▼

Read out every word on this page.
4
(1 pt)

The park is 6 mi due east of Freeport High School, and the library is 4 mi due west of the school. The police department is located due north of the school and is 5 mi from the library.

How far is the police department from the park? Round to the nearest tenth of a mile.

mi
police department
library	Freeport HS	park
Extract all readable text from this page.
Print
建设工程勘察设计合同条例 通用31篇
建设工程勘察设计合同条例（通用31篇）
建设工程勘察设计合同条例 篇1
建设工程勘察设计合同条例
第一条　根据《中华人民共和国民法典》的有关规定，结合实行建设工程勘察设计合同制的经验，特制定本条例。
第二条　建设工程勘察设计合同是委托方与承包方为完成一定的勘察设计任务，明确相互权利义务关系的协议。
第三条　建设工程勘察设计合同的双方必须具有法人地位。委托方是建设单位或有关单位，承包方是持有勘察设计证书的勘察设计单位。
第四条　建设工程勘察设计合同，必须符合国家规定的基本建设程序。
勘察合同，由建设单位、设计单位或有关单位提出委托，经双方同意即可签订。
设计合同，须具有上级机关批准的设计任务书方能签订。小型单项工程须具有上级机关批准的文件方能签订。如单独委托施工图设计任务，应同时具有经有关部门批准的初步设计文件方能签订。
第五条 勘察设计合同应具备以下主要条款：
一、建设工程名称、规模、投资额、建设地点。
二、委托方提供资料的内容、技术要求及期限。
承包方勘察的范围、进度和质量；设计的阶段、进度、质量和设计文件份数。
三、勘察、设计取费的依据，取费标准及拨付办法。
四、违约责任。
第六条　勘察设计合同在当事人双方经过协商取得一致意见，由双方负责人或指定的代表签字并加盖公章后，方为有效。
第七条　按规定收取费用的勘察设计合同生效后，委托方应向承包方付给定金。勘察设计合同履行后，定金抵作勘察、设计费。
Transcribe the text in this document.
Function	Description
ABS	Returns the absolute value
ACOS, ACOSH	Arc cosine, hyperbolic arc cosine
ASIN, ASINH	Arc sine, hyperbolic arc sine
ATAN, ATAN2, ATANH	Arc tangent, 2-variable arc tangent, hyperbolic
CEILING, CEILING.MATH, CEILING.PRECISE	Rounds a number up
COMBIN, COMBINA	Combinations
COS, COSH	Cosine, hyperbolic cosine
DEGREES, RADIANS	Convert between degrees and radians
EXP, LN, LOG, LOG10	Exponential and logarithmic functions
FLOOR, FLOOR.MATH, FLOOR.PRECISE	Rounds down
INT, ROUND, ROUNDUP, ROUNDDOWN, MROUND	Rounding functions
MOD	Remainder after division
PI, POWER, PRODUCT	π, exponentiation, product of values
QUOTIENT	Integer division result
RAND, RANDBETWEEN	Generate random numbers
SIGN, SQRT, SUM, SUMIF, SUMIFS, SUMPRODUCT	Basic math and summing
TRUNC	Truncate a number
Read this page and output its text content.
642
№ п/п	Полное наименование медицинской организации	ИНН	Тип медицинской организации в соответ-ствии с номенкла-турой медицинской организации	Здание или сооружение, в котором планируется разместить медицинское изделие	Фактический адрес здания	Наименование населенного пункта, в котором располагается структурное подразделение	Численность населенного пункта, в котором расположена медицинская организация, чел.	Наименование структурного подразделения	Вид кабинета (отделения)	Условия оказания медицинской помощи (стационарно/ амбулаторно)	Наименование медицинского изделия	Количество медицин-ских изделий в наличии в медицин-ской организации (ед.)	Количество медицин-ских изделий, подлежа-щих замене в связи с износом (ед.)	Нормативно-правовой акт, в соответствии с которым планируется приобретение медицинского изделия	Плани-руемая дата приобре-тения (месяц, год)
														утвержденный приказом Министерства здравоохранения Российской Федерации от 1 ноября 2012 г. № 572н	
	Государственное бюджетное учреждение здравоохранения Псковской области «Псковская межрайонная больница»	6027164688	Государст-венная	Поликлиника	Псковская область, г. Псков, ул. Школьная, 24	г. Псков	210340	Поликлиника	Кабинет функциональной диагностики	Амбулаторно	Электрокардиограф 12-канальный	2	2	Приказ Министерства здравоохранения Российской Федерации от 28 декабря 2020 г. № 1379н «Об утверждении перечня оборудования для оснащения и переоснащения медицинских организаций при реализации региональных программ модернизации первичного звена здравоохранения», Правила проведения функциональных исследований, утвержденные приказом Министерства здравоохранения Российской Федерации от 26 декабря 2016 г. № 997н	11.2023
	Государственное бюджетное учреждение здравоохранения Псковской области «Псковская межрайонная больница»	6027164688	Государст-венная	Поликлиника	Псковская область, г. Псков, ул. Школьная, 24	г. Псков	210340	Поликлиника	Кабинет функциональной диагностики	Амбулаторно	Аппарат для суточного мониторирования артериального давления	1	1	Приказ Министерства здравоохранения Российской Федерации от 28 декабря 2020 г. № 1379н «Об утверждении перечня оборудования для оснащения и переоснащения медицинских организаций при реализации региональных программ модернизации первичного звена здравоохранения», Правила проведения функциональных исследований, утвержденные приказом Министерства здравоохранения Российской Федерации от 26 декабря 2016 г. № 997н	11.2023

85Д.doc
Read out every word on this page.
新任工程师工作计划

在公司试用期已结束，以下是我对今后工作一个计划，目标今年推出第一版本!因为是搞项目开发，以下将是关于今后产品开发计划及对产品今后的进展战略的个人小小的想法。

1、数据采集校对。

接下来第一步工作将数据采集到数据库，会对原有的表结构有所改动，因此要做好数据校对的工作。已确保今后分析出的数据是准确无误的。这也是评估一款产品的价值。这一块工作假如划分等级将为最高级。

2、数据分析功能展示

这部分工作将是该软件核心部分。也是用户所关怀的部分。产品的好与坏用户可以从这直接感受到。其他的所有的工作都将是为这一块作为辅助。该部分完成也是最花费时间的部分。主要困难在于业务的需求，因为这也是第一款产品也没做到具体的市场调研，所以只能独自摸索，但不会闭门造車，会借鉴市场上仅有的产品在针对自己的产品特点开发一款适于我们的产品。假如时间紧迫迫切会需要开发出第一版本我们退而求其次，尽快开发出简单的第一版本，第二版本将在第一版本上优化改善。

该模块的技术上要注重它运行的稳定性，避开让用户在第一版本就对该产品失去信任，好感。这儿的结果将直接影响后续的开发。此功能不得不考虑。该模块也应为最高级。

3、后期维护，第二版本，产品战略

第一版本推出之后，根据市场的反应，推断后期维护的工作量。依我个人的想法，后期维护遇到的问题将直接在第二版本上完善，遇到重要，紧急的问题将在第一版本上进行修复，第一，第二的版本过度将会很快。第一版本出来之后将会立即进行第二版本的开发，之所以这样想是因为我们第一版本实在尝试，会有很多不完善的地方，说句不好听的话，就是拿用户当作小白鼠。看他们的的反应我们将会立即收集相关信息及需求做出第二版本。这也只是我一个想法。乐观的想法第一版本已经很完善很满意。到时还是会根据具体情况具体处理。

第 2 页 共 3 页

▲

Direction: Going through the data above, count the lines where the string "text" appears, and answer with only that number.

Solution to this task: 3